Instructions for the task: Check every line of the entries for "phone", and copy the lines that hold it.

Records provided:
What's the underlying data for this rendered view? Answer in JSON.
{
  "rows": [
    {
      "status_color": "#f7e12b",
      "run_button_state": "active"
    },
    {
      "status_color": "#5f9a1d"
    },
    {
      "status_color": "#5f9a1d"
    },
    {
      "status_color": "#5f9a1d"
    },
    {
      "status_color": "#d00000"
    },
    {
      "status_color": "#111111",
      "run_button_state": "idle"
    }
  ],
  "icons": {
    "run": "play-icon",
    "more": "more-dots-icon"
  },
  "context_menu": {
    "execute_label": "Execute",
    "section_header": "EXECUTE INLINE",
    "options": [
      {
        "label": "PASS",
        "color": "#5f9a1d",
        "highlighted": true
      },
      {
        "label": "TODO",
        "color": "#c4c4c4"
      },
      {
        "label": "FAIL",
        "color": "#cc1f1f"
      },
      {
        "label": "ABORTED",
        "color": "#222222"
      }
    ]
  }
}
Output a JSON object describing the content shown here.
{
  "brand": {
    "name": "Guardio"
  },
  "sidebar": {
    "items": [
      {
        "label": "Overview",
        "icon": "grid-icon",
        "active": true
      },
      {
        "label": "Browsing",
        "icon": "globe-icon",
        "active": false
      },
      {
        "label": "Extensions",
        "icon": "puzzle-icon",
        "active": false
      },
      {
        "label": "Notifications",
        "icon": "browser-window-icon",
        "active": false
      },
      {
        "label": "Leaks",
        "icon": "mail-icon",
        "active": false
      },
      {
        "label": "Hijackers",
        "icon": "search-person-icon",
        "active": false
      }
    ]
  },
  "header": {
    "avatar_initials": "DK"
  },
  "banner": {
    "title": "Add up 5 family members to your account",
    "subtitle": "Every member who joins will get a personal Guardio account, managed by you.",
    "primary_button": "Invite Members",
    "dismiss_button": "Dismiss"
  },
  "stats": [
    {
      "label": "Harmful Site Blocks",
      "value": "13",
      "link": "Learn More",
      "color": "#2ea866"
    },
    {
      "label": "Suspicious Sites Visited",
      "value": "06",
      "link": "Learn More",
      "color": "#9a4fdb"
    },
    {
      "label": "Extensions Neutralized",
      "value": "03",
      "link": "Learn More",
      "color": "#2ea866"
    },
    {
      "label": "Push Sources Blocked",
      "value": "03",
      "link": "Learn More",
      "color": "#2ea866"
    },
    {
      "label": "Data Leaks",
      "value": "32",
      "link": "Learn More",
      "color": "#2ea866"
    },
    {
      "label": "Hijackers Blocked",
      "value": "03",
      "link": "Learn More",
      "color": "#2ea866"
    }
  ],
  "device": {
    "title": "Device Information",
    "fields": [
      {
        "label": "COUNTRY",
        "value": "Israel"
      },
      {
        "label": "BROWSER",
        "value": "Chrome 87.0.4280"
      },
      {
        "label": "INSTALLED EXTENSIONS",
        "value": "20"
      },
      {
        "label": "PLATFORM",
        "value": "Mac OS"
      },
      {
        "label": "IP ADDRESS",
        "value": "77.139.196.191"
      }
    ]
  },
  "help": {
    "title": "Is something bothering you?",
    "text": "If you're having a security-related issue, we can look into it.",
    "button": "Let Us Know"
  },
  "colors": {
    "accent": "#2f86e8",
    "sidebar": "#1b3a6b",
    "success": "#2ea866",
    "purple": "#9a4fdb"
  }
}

==

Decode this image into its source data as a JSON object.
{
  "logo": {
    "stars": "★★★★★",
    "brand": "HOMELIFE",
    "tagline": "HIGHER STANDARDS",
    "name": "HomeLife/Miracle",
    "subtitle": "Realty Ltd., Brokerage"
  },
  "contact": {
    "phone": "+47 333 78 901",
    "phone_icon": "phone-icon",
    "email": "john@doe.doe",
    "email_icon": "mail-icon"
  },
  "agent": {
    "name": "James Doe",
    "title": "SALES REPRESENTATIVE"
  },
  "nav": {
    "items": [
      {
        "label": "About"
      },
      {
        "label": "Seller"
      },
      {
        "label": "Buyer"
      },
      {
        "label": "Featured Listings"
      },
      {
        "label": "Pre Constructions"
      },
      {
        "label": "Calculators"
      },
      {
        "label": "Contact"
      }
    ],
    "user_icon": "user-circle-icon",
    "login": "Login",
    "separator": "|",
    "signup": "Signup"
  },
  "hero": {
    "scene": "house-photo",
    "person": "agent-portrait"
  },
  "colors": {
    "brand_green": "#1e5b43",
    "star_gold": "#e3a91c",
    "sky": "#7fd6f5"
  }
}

In response:
    "phone": "+47 333 78 901",
    "phone_icon": "phone-icon",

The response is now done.